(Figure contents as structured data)
<<<<

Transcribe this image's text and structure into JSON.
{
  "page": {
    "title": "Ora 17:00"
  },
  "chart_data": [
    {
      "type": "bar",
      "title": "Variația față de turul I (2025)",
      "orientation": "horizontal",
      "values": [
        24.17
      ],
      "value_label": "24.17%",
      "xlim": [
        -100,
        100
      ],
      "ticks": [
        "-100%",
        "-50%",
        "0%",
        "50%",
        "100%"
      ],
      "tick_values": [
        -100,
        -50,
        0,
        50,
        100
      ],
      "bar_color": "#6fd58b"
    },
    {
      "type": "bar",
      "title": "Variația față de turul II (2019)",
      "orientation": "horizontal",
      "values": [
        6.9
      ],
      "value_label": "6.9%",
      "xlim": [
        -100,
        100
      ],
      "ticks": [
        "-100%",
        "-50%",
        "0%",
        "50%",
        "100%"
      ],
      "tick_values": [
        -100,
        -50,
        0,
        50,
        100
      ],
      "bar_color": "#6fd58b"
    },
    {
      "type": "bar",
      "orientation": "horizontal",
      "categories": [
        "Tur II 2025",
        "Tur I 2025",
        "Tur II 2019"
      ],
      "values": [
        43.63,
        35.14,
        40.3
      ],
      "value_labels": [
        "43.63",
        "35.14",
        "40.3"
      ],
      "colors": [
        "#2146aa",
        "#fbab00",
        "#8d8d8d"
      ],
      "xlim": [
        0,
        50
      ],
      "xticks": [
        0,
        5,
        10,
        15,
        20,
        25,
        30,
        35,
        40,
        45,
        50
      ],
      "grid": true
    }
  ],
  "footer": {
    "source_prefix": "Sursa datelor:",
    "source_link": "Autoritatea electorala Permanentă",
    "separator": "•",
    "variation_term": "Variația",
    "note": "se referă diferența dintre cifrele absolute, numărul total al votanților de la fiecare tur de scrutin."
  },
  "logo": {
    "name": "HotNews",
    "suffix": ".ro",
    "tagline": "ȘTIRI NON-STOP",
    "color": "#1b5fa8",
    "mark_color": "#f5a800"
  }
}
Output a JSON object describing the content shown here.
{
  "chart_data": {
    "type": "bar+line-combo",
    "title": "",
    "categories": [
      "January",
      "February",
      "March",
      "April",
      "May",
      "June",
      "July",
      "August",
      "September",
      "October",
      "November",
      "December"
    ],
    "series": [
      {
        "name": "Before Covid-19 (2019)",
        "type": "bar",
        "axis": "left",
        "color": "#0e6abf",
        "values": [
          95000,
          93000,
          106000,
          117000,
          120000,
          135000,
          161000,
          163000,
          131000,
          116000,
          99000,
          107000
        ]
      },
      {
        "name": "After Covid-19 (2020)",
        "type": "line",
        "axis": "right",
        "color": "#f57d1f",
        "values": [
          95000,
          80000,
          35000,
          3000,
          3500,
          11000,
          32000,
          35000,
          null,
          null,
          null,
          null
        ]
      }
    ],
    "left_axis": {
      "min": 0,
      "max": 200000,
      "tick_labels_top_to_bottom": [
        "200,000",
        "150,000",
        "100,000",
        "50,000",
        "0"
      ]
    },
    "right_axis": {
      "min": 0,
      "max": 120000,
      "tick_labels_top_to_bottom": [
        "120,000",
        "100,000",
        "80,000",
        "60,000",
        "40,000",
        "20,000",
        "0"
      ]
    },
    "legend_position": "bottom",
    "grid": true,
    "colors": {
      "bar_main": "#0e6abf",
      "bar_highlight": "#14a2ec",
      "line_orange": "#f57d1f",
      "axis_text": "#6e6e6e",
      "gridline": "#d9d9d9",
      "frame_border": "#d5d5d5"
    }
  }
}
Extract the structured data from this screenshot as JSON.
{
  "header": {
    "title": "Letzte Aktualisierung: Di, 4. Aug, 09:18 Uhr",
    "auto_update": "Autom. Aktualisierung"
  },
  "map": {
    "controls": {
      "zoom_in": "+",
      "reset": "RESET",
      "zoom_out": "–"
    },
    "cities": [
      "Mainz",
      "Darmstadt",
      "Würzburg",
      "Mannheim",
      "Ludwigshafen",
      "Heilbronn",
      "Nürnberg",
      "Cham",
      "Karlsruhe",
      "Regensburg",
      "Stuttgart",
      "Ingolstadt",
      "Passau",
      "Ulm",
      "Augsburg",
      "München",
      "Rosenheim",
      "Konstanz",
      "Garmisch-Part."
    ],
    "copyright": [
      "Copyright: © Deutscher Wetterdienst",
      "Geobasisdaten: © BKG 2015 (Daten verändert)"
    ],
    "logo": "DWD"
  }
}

>>>>

# TASK DIRECTIONS:
Keep only those lines of the records that hold "name", and return them.

# EXPECTED ANSWER:
    "name": "HotNews",
        "name": "Before Covid-19 (2019)",
        "name": "After Covid-19 (2020)",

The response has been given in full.